INSTRUCTION
Repeat the records word for word, excluding any picture.
※
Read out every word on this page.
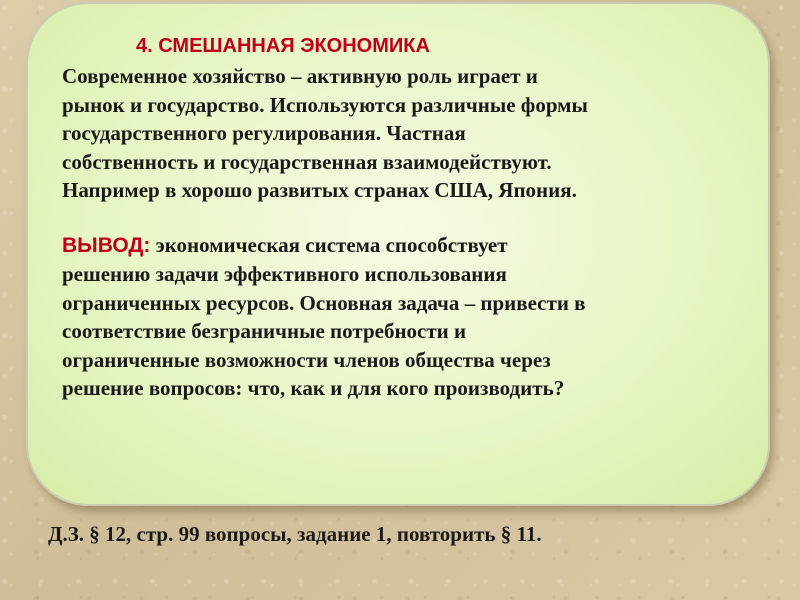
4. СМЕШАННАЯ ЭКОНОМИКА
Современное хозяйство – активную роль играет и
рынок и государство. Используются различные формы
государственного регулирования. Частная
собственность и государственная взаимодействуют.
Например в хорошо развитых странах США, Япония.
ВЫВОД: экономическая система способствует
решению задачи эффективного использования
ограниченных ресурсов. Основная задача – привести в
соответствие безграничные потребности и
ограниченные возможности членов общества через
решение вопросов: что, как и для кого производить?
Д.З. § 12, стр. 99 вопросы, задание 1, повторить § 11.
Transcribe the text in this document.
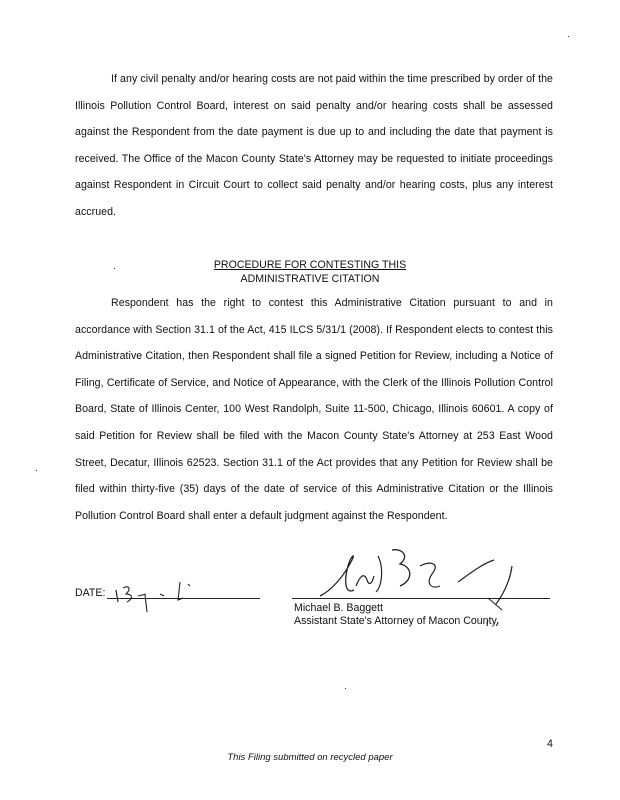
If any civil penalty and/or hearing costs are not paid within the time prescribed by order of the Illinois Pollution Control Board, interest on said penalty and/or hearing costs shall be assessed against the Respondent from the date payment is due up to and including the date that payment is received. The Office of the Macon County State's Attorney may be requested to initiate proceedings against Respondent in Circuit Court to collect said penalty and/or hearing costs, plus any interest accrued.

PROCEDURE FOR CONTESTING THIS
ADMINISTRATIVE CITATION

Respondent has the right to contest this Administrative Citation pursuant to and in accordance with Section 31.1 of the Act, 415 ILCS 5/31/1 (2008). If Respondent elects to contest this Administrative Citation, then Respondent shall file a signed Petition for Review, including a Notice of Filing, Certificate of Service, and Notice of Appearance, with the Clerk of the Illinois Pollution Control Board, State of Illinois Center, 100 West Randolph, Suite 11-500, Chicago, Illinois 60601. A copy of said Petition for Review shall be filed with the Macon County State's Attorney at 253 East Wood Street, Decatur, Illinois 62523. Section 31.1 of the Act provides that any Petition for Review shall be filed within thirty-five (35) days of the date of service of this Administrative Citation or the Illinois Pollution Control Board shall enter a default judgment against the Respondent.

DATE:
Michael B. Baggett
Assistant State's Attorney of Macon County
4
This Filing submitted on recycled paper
※
ANSWER TO THE PROBLEM
Read out every word on this page.
4. СМЕШАННАЯ ЭКОНОМИКА
Современное хозяйство – активную роль играет и
рынок и государство. Используются различные формы
государственного регулирования. Частная
собственность и государственная взаимодействуют.
Например в хорошо развитых странах США, Япония.
ВЫВОД: экономическая система способствует
решению задачи эффективного использования
ограниченных ресурсов. Основная задача – привести в
соответствие безграничные потребности и
ограниченные возможности членов общества через
решение вопросов: что, как и для кого производить?
Д.З. § 12, стр. 99 вопросы, задание 1, повторить § 11.
Transcribe the text in this document.
If any civil penalty and/or hearing costs are not paid within the time prescribed by order of the Illinois Pollution Control Board, interest on said penalty and/or hearing costs shall be assessed against the Respondent from the date payment is due up to and including the date that payment is received. The Office of the Macon County State's Attorney may be requested to initiate proceedings against Respondent in Circuit Court to collect said penalty and/or hearing costs, plus any interest accrued.

PROCEDURE FOR CONTESTING THIS
ADMINISTRATIVE CITATION

Respondent has the right to contest this Administrative Citation pursuant to and in accordance with Section 31.1 of the Act, 415 ILCS 5/31/1 (2008). If Respondent elects to contest this Administrative Citation, then Respondent shall file a signed Petition for Review, including a Notice of Filing, Certificate of Service, and Notice of Appearance, with the Clerk of the Illinois Pollution Control Board, State of Illinois Center, 100 West Randolph, Suite 11-500, Chicago, Illinois 60601. A copy of said Petition for Review shall be filed with the Macon County State's Attorney at 253 East Wood Street, Decatur, Illinois 62523. Section 31.1 of the Act provides that any Petition for Review shall be filed within thirty-five (35) days of the date of service of this Administrative Citation or the Illinois Pollution Control Board shall enter a default judgment against the Respondent.

DATE:
Michael B. Baggett
Assistant State's Attorney of Macon County
4
This Filing submitted on recycled paper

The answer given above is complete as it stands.